--- Begin Material for the task ---

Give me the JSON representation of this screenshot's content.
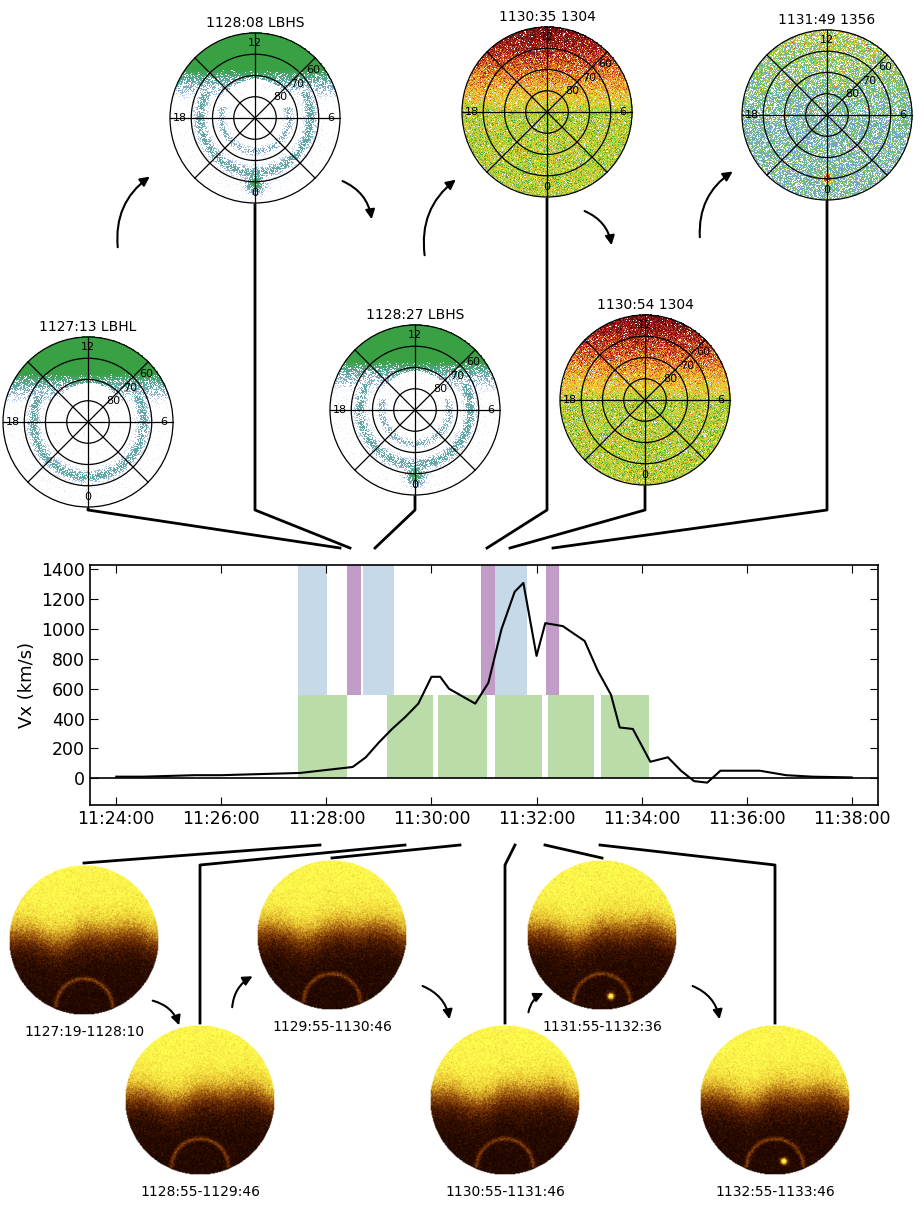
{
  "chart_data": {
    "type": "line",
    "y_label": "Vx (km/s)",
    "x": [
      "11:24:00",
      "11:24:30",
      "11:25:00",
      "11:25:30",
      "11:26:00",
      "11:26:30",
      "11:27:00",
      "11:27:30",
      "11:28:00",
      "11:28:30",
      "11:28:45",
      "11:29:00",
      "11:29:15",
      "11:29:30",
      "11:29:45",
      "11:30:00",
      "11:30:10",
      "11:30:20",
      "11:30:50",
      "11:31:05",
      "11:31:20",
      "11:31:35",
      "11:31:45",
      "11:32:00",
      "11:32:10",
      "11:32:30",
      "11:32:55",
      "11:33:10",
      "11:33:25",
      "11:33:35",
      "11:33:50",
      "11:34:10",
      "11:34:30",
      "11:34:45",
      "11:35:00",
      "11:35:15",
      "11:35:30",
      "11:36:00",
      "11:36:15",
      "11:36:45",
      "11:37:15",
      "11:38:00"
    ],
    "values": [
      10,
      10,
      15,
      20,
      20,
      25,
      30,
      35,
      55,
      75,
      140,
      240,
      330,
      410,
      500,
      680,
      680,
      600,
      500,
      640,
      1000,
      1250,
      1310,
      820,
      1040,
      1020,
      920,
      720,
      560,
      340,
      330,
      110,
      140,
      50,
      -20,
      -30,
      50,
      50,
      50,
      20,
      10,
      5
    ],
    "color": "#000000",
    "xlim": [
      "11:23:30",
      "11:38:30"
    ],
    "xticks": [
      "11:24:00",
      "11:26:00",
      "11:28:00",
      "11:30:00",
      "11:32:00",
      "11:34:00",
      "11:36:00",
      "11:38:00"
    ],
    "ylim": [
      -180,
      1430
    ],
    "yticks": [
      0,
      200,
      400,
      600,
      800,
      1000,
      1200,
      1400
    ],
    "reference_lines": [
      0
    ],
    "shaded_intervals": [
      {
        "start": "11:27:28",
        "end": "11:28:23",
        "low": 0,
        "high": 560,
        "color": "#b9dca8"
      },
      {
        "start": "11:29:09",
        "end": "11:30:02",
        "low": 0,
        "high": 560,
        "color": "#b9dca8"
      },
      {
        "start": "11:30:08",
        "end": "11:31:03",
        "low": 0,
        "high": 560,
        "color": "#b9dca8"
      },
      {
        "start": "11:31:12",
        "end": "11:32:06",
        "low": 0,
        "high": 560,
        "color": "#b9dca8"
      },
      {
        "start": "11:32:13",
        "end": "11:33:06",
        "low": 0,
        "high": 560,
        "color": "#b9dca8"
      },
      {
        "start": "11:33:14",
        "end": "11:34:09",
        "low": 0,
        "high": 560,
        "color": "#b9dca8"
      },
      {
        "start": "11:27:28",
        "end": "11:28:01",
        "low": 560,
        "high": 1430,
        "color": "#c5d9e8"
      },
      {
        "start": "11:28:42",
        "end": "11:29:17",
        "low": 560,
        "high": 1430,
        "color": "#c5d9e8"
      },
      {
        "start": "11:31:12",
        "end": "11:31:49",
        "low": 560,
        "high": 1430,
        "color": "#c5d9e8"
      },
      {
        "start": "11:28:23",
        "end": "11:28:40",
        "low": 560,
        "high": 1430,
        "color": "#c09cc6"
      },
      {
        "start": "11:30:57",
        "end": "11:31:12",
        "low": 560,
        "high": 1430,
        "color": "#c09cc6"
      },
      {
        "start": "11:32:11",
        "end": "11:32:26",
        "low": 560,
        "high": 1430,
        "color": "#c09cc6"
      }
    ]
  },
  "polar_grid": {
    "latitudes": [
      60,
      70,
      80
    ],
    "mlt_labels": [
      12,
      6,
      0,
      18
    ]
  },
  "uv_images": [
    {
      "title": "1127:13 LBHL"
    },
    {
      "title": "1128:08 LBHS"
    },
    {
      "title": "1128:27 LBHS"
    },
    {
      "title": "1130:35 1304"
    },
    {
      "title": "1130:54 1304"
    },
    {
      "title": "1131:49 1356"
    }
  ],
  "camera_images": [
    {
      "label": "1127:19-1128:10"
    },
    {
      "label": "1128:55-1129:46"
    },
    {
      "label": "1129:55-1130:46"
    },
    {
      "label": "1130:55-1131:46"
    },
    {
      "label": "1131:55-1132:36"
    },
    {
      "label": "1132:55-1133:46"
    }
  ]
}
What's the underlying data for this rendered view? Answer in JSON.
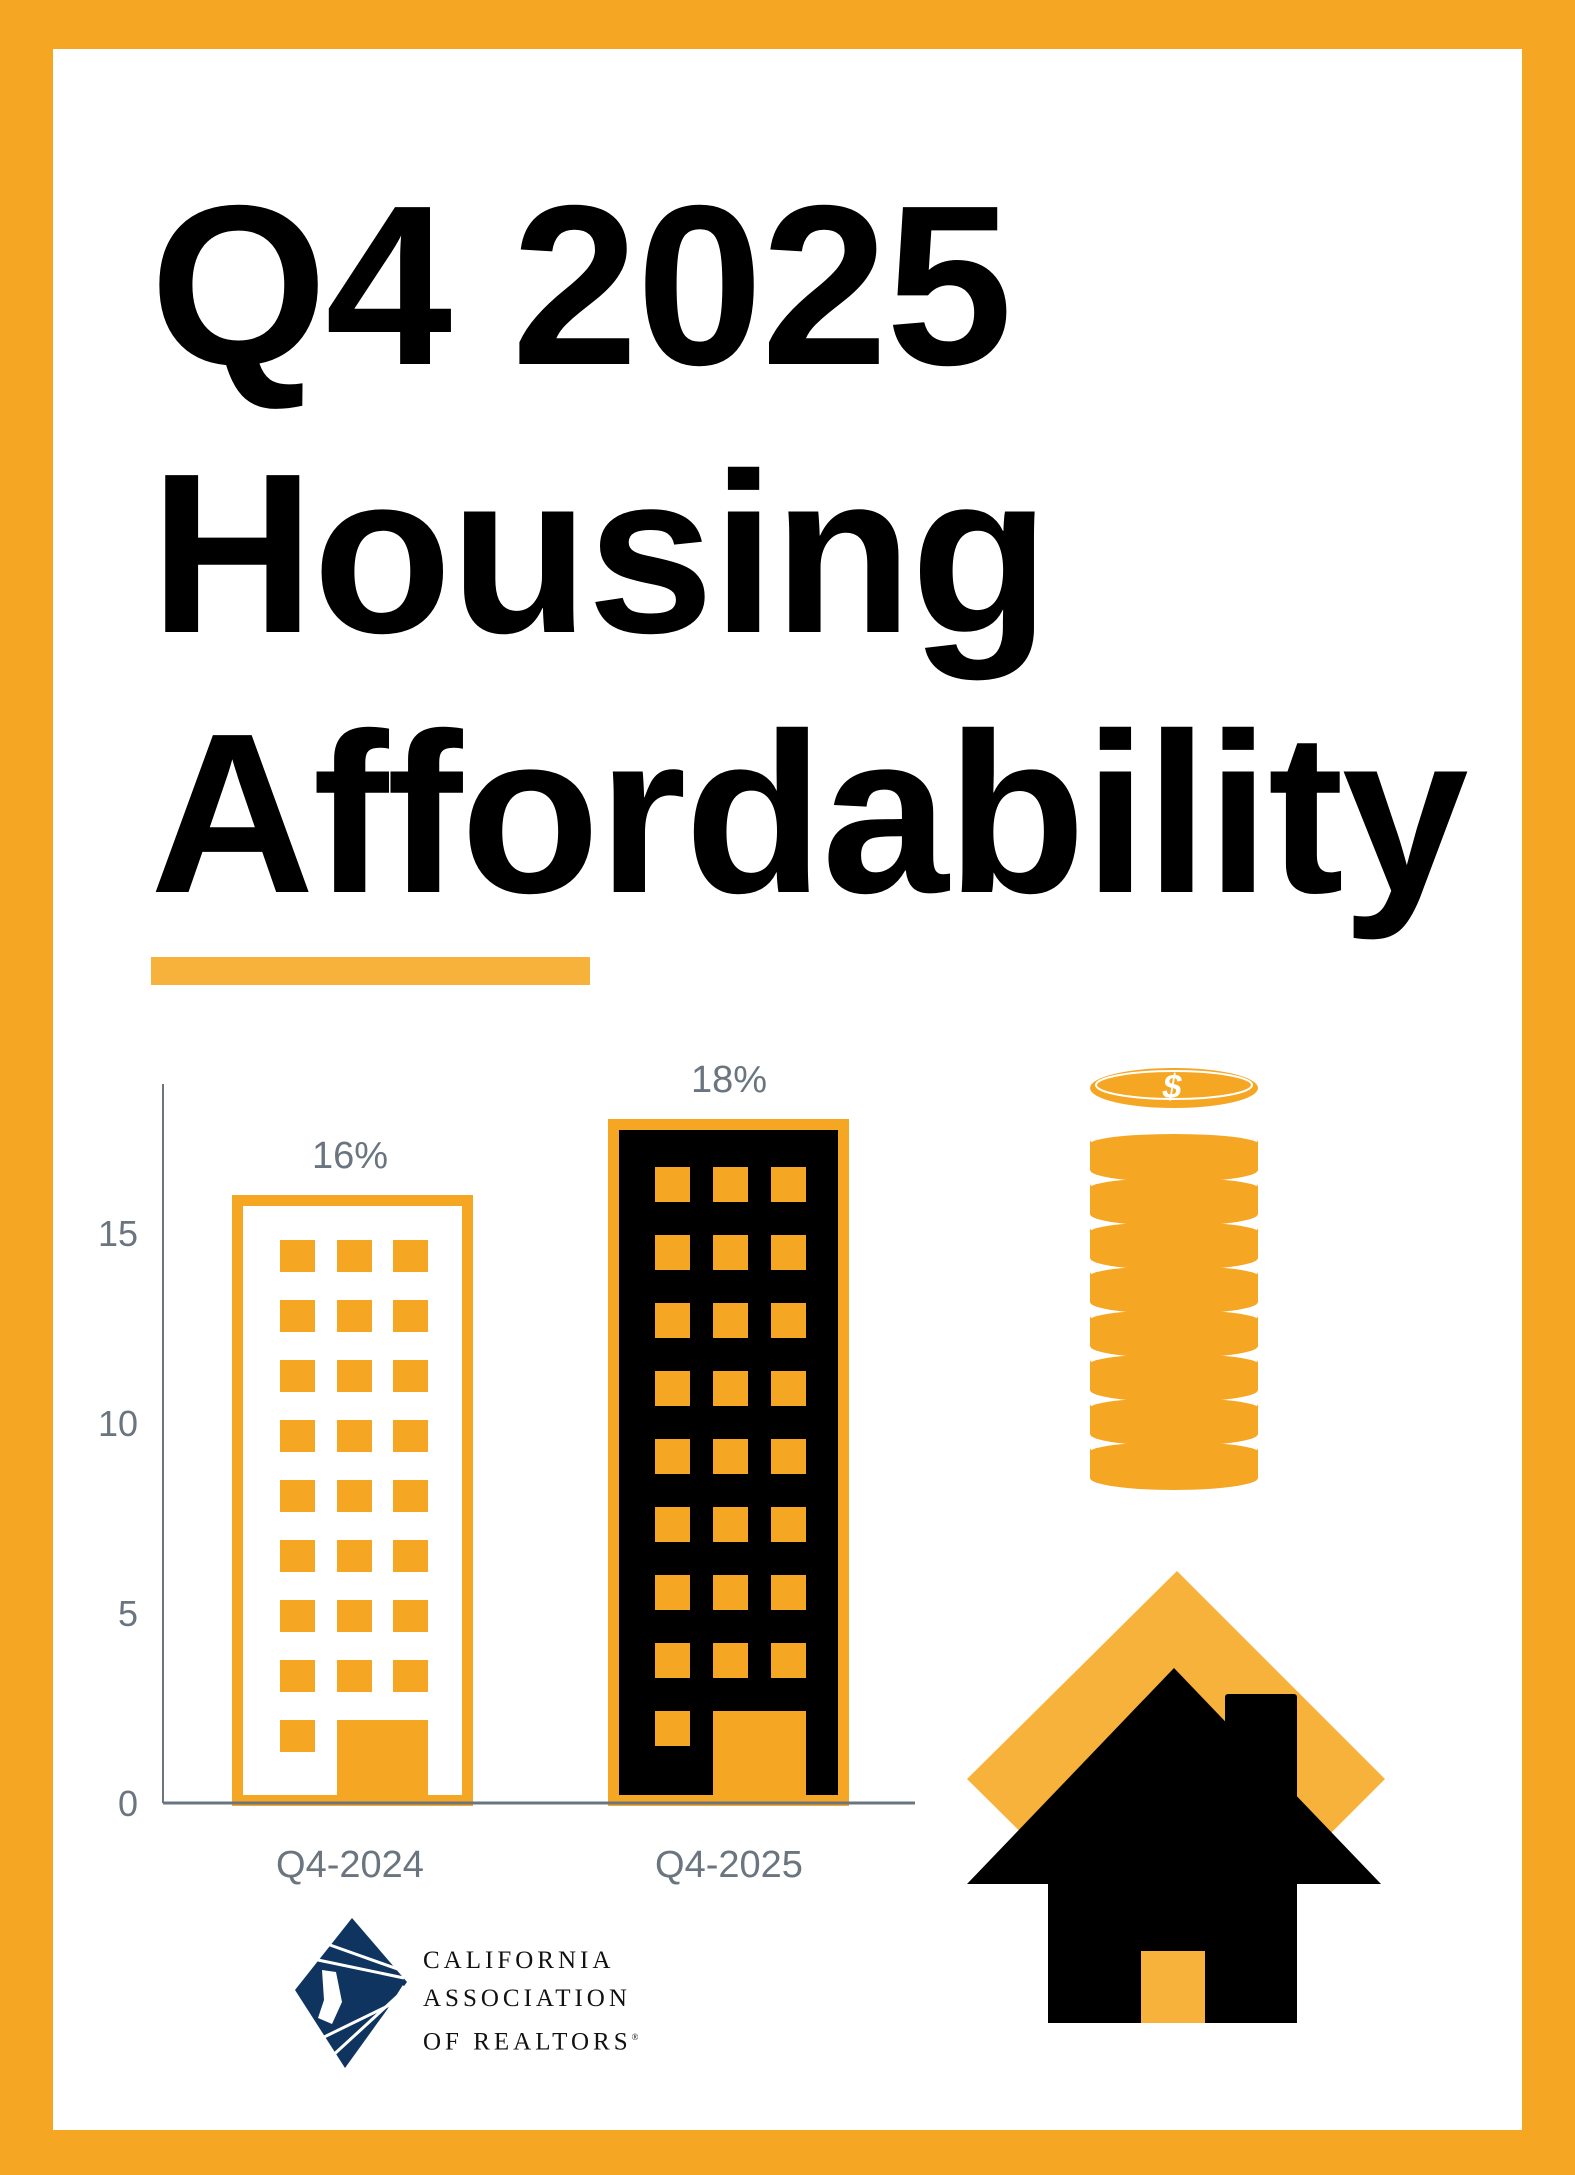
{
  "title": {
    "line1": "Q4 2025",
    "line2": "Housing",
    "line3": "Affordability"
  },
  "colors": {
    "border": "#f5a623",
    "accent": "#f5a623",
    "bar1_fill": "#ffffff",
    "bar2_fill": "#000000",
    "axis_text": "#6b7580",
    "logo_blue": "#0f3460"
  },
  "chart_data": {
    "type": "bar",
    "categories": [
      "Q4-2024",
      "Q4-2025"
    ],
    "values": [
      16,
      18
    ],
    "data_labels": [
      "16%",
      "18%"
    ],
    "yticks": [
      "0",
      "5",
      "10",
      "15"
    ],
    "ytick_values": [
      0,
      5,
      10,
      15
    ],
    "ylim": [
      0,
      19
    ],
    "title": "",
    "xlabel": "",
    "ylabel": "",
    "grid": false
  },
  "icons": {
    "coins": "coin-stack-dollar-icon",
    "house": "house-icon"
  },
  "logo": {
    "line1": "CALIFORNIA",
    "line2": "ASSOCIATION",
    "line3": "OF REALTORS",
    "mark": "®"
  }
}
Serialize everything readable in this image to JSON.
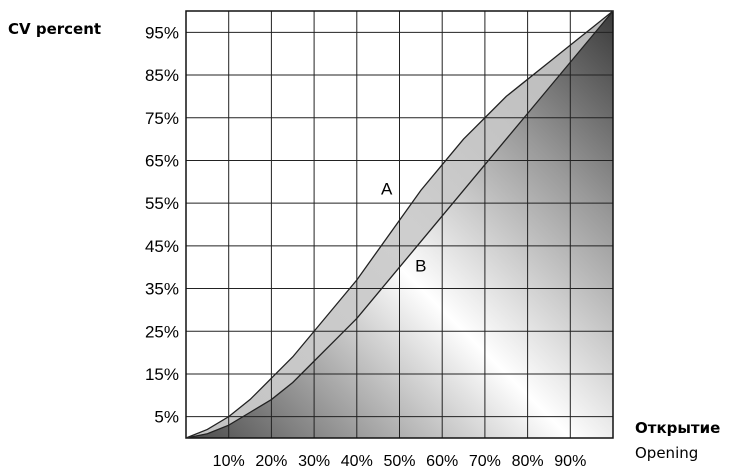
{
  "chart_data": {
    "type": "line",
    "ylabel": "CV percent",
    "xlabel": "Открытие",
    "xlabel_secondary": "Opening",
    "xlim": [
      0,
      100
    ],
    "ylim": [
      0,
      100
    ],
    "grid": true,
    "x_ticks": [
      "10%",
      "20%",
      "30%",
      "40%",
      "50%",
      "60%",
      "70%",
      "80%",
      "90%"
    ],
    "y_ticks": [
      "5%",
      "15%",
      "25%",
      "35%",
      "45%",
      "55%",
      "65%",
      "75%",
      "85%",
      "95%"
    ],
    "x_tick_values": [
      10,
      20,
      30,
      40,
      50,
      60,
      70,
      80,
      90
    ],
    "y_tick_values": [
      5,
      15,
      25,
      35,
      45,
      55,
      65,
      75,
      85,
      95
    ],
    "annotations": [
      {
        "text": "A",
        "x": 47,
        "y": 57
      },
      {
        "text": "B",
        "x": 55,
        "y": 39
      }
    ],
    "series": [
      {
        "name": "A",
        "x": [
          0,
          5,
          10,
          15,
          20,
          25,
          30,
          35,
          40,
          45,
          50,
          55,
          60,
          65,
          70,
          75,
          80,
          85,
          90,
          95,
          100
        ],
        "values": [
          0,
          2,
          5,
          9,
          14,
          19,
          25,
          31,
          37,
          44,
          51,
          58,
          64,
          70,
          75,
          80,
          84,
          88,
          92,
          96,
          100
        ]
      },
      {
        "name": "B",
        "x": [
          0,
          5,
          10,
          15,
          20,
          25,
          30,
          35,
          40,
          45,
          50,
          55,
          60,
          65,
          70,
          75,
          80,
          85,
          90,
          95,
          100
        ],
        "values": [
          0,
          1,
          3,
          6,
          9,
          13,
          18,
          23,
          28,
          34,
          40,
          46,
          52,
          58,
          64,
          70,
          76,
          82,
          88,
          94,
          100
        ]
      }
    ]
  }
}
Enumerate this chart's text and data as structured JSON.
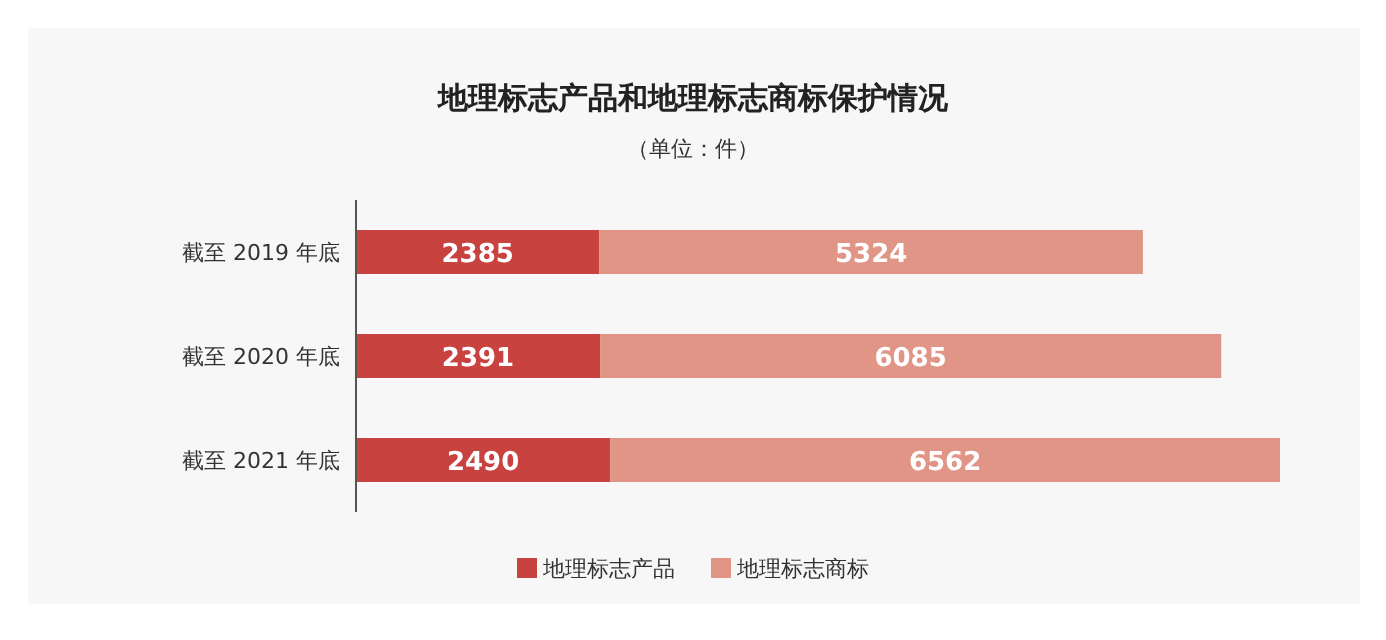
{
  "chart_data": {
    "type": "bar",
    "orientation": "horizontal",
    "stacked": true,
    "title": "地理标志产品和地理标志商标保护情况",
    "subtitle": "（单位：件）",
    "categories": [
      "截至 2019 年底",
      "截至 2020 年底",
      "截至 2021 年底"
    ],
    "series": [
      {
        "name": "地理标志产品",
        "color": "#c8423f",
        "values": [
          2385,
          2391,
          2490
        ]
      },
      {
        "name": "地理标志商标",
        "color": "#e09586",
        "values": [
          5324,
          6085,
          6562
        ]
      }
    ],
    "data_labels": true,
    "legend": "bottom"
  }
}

--- End Material for the task ---

▶ **Given task**
Report every line containing the word "true" from the listing above.

▶ **Correct response**
    "grid": true,
    "stacked": true,
    "data_labels": true,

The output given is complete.